> [Task directions] Search the listing below for "положении". Copy each matching line.

+---+

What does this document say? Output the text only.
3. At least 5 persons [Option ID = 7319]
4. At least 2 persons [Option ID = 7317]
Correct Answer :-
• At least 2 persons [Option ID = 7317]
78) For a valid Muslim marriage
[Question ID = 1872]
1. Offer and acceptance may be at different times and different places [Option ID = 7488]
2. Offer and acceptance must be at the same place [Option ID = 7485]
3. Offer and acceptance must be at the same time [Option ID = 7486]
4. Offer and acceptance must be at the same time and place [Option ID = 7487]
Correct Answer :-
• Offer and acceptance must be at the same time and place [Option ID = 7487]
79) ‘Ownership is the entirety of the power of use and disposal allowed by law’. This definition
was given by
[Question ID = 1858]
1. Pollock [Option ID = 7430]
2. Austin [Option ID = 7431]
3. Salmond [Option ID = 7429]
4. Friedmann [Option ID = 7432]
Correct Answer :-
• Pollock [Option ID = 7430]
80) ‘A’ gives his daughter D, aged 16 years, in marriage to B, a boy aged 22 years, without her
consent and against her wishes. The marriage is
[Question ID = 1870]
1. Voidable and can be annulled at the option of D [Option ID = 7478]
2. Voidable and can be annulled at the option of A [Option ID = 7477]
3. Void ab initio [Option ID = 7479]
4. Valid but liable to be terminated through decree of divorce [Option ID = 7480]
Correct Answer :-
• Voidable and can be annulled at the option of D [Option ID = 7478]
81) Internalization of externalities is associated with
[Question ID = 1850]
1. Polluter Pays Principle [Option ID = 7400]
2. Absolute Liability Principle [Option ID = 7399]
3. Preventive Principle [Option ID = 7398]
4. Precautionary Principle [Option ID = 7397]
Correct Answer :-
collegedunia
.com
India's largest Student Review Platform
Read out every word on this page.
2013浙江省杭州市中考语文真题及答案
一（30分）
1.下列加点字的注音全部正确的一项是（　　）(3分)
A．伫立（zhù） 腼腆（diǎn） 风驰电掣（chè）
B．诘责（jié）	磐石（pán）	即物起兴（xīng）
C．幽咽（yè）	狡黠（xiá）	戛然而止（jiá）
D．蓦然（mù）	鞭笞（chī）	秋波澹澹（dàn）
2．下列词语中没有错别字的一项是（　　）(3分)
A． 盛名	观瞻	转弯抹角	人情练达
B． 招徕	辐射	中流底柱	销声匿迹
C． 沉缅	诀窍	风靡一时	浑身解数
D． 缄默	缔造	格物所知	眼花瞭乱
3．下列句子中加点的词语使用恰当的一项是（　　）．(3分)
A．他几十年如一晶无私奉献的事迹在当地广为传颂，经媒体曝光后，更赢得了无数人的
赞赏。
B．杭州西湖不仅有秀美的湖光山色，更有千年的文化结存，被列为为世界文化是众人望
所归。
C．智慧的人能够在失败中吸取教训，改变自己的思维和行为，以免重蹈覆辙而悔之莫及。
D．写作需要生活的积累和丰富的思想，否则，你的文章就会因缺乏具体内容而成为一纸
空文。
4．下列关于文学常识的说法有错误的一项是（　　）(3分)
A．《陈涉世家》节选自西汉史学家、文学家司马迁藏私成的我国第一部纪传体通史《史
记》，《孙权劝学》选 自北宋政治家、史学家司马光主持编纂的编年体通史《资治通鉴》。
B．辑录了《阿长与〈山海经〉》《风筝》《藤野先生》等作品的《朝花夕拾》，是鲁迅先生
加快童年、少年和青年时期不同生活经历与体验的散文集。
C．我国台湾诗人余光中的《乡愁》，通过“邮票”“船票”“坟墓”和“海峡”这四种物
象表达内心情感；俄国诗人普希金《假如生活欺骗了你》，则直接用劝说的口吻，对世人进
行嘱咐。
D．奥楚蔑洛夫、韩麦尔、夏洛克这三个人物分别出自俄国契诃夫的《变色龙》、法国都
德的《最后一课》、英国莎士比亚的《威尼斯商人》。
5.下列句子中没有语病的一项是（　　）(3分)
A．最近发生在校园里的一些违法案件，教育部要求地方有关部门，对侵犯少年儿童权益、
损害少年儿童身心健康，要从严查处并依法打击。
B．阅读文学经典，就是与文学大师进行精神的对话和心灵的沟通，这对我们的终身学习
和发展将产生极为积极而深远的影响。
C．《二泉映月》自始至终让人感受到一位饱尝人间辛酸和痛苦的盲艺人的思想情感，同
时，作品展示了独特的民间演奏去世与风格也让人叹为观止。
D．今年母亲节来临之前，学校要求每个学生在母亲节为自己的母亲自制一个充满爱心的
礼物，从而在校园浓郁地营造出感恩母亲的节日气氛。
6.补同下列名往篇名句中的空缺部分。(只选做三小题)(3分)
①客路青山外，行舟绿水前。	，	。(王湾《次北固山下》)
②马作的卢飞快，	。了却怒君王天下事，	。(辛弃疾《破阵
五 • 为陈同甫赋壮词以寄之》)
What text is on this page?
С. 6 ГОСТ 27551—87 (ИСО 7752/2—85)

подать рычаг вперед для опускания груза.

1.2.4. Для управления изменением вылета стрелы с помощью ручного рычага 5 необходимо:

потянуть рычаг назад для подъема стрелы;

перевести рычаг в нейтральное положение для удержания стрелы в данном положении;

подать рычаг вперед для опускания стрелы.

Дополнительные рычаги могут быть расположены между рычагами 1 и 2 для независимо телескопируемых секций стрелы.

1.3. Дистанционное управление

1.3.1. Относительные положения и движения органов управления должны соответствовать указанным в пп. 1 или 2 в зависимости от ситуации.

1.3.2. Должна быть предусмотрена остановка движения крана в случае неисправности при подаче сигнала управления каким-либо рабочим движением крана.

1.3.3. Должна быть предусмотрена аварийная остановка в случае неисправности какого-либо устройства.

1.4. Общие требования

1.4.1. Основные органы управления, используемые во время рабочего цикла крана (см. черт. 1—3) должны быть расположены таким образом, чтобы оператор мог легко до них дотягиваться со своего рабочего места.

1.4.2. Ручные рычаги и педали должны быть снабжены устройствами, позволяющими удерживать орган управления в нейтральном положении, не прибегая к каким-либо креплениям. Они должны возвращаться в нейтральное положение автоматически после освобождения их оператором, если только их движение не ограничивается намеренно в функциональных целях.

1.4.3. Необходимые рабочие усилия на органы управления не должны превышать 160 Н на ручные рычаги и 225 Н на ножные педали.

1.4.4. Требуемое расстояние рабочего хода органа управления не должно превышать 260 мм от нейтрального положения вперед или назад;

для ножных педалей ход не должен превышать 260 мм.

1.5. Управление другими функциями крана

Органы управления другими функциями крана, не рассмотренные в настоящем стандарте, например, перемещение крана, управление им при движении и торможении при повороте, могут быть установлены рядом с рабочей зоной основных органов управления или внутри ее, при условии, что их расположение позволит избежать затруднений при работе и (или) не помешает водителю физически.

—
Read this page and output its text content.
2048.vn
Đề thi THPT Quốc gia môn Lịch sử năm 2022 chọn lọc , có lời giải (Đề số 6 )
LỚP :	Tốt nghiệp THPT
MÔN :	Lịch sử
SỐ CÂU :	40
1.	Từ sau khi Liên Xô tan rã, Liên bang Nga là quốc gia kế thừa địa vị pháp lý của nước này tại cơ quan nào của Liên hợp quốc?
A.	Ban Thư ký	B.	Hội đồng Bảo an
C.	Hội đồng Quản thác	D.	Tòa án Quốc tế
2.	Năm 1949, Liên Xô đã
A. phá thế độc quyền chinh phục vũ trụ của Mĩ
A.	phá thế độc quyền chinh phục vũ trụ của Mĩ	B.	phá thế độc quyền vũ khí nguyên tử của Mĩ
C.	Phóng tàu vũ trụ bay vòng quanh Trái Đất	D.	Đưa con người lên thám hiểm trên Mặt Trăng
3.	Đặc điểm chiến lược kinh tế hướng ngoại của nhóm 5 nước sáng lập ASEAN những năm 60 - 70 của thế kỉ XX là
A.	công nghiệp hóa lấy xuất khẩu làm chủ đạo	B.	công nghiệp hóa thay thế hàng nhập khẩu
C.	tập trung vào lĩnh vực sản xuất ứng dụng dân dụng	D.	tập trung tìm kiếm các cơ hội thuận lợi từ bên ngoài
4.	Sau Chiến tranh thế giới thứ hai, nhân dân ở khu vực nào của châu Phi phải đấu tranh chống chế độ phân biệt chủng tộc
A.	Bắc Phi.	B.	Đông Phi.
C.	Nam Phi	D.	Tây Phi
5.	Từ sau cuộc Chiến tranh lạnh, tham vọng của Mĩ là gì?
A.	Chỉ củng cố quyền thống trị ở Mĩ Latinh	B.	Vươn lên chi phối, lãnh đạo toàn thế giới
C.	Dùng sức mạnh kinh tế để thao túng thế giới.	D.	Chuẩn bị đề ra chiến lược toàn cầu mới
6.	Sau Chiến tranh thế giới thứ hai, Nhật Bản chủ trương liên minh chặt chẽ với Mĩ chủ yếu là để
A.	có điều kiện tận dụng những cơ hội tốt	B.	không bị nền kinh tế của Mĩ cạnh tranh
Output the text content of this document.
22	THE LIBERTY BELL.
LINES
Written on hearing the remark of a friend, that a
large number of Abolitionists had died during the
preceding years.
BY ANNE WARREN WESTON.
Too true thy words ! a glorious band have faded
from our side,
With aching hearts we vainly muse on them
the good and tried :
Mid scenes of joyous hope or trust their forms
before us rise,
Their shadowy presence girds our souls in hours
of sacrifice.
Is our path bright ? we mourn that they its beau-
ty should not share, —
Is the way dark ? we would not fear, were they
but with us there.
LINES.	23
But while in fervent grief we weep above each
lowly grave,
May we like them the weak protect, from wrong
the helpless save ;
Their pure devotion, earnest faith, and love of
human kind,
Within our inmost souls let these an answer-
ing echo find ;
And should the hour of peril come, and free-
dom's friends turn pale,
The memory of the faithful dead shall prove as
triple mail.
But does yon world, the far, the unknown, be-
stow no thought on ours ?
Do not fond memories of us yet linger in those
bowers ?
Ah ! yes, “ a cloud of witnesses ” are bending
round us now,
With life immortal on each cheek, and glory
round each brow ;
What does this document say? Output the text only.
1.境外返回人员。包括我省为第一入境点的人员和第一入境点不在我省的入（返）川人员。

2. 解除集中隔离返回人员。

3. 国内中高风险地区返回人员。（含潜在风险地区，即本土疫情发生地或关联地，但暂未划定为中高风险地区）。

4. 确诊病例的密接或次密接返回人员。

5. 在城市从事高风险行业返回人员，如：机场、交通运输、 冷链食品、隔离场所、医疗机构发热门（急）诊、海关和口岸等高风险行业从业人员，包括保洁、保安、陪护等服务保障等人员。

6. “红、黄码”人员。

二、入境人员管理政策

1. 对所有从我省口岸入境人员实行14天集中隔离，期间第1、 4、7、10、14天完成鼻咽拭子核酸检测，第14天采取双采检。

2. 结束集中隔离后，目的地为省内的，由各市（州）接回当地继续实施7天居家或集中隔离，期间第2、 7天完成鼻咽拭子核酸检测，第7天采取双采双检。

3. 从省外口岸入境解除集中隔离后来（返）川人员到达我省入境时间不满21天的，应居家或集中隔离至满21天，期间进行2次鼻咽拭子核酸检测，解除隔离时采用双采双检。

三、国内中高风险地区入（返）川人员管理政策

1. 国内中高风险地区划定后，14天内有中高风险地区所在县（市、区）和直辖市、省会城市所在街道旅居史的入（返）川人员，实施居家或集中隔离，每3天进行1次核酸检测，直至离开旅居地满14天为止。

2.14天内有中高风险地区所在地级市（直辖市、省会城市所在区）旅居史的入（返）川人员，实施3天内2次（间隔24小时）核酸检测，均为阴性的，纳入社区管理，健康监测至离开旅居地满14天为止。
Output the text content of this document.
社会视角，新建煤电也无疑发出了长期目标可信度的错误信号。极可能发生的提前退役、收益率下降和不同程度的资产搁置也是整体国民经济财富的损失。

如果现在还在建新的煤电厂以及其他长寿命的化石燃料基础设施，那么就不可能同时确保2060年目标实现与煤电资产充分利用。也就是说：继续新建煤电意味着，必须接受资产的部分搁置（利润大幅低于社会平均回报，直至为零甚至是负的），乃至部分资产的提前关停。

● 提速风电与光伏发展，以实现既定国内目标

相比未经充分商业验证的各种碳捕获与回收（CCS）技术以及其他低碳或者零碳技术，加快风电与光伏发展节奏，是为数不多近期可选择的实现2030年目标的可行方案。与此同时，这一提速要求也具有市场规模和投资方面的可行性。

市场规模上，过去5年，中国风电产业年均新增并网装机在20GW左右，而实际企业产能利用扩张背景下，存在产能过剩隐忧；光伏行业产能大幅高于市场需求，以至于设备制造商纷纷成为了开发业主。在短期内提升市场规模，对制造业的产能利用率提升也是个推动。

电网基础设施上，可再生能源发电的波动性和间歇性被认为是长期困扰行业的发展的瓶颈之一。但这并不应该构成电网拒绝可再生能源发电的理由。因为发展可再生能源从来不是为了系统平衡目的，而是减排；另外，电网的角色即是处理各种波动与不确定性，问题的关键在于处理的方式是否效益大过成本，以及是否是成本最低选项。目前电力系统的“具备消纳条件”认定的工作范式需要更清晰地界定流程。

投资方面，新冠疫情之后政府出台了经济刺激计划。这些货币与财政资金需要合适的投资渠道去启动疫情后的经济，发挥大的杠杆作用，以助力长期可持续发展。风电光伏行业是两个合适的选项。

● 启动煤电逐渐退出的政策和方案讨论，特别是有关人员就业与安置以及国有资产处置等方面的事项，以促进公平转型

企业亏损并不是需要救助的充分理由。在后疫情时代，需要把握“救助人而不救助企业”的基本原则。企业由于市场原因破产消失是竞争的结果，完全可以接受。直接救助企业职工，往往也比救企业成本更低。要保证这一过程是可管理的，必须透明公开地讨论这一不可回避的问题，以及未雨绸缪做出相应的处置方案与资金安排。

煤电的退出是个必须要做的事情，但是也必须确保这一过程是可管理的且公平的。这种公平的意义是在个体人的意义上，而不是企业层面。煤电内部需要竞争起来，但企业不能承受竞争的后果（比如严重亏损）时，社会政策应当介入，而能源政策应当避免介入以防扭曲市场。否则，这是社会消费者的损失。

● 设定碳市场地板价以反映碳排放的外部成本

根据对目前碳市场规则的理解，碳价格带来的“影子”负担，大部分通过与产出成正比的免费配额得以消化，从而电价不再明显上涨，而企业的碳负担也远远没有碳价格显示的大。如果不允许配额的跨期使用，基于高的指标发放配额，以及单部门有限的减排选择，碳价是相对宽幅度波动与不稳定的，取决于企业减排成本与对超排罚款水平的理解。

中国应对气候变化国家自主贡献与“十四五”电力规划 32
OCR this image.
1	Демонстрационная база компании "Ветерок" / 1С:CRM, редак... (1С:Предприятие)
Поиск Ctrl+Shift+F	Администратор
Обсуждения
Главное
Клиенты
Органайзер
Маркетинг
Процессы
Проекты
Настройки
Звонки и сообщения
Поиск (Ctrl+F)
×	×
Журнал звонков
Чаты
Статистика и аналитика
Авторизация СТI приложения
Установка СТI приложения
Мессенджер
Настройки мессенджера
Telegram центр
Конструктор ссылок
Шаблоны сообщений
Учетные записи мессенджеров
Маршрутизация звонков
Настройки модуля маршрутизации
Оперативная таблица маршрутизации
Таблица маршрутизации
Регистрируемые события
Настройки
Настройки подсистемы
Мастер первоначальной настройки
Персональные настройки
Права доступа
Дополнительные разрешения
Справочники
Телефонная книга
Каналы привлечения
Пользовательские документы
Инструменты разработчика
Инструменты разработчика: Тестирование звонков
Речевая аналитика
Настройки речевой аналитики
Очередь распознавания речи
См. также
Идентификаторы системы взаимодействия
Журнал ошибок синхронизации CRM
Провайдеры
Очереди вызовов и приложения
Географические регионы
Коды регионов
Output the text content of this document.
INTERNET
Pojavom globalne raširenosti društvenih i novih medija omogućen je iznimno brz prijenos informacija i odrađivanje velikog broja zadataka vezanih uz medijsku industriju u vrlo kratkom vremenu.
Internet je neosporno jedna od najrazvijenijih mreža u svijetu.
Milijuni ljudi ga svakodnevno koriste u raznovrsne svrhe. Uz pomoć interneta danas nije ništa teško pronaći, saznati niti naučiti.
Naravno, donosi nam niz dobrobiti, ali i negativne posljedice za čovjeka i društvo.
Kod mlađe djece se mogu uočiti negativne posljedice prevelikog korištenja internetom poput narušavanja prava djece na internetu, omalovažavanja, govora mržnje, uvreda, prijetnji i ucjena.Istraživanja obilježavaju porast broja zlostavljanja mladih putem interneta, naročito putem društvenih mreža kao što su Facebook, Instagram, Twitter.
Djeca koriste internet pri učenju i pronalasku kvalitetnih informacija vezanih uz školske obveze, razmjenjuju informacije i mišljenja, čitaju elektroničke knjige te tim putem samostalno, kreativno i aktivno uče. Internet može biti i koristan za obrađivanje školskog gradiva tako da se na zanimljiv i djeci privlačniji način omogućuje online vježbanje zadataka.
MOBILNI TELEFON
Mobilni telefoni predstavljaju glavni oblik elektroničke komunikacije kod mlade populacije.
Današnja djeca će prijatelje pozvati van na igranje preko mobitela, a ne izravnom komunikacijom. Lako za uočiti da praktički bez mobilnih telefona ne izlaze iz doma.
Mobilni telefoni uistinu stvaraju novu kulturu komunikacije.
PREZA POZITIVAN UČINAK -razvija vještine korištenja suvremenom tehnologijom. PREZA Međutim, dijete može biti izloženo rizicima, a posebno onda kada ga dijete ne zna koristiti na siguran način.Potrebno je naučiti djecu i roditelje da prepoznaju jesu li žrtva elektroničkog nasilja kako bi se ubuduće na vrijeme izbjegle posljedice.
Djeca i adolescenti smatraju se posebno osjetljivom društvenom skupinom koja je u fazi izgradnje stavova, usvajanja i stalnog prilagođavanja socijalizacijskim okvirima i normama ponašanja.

+---+

> [Solution]
перевести рычаг в нейтральное положение для удержания стрелы в данном положении;
1.4.2. Ручные рычаги и педали должны быть снабжены устройствами, позволяющими удерживать орган управления в нейтральном положении, не прибегая к каким-либо креплениям. Они должны возвращаться в нейтральное положение автоматически после освобождения их оператором, если только их движение не ограничивается намеренно в функциональных целях.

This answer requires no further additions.